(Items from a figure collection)
*****

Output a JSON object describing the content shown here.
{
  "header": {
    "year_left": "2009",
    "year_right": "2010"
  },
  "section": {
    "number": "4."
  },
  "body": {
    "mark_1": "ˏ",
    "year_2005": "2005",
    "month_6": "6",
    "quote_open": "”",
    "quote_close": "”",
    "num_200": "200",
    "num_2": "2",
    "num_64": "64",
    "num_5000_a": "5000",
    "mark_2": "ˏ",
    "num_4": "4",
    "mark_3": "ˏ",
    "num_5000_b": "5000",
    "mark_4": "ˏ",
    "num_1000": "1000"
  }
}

*****

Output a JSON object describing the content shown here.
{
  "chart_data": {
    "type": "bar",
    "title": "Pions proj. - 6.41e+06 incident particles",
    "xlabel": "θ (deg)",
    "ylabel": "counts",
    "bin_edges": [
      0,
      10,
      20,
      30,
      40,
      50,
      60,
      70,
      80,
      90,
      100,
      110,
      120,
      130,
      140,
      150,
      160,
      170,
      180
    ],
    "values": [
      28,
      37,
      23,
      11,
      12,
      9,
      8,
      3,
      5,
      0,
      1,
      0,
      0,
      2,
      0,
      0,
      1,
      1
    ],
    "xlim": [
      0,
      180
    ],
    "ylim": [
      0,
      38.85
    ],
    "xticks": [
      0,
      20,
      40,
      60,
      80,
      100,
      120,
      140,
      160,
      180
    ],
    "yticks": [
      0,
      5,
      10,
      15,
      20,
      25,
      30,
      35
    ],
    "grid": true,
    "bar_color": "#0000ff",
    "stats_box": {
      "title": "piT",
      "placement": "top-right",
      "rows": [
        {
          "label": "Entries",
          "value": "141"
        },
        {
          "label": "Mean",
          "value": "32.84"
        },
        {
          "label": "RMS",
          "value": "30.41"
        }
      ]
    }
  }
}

*****

GIVEN REQUEST
Copy out each line of the data where the string "title" appears.

THE REPLY
    "title": "Pions proj. - 6.41e+06 incident particles",
      "title": "piT",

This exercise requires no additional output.